• _WORK TO BE COMPLETED_
Nothing other than the lines from the one containing "What does this" through the close of the entries below should be printed, each exactly.

** Start of EXCERPTED DATA **

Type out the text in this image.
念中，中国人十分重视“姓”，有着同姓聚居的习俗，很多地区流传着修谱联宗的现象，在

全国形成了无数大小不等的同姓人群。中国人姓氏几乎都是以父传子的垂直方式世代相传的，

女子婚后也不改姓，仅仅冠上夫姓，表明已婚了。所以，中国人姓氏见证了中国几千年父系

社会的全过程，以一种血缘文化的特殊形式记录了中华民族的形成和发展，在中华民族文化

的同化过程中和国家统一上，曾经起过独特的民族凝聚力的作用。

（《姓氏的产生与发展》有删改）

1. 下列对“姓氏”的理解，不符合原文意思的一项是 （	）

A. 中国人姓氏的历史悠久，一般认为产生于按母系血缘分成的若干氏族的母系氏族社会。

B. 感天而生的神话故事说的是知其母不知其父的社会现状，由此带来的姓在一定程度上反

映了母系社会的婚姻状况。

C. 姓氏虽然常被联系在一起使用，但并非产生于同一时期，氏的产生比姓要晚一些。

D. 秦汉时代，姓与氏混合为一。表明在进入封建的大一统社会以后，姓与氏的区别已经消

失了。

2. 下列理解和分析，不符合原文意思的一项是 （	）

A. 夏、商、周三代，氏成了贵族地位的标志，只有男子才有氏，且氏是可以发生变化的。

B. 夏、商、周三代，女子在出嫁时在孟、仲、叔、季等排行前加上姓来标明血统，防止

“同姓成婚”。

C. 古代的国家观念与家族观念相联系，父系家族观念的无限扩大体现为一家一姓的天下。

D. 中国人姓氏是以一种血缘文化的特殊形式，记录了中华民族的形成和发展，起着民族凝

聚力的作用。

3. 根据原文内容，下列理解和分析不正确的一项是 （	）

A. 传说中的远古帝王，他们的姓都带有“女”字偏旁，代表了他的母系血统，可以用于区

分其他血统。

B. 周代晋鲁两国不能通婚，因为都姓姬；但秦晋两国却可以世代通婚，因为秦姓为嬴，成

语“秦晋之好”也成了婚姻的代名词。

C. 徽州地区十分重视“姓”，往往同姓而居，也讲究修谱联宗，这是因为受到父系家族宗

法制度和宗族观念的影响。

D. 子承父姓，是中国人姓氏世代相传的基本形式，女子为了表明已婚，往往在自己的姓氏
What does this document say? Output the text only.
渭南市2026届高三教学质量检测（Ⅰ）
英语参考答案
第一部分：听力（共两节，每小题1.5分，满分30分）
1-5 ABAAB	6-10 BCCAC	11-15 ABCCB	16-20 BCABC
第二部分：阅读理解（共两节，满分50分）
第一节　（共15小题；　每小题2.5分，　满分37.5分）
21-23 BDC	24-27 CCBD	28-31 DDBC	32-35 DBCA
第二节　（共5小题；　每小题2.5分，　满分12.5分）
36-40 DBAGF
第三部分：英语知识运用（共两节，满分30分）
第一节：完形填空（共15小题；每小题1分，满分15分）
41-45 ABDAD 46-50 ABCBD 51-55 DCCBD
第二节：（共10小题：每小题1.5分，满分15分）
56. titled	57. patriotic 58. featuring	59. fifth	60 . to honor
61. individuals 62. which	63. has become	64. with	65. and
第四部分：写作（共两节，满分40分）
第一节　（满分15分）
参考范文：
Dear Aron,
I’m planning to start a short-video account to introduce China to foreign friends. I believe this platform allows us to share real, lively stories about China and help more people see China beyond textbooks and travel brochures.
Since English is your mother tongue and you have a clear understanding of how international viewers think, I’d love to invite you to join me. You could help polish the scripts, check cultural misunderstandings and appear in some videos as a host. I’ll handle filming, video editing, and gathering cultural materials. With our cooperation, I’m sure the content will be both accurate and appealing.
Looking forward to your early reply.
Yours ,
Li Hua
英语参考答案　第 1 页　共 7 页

** End of EXCERPTED DATA **

• _IN RESPONSE_
What does this document say? Output the text only.
渭南市2026届高三教学质量检测（Ⅰ）
英语参考答案
第一部分：听力（共两节，每小题1.5分，满分30分）
1-5 ABAAB	6-10 BCCAC	11-15 ABCCB	16-20 BCABC
第二部分：阅读理解（共两节，满分50分）
第一节　（共15小题；　每小题2.5分，　满分37.5分）
21-23 BDC	24-27 CCBD	28-31 DDBC	32-35 DBCA
第二节　（共5小题；　每小题2.5分，　满分12.5分）
36-40 DBAGF
第三部分：英语知识运用（共两节，满分30分）
第一节：完形填空（共15小题；每小题1分，满分15分）
41-45 ABDAD 46-50 ABCBD 51-55 DCCBD
第二节：（共10小题：每小题1.5分，满分15分）
56. titled	57. patriotic 58. featuring	59. fifth	60 . to honor
61. individuals 62. which	63. has become	64. with	65. and
第四部分：写作（共两节，满分40分）
第一节　（满分15分）
参考范文：
Dear Aron,
I’m planning to start a short-video account to introduce China to foreign friends. I believe this platform allows us to share real, lively stories about China and help more people see China beyond textbooks and travel brochures.
Since English is your mother tongue and you have a clear understanding of how international viewers think, I’d love to invite you to join me. You could help polish the scripts, check cultural misunderstandings and appear in some videos as a host. I’ll handle filming, video editing, and gathering cultural materials. With our cooperation, I’m sure the content will be both accurate and appealing.
Looking forward to your early reply.
Yours ,
Li Hua
英语参考答案　第 1 页　共 7 页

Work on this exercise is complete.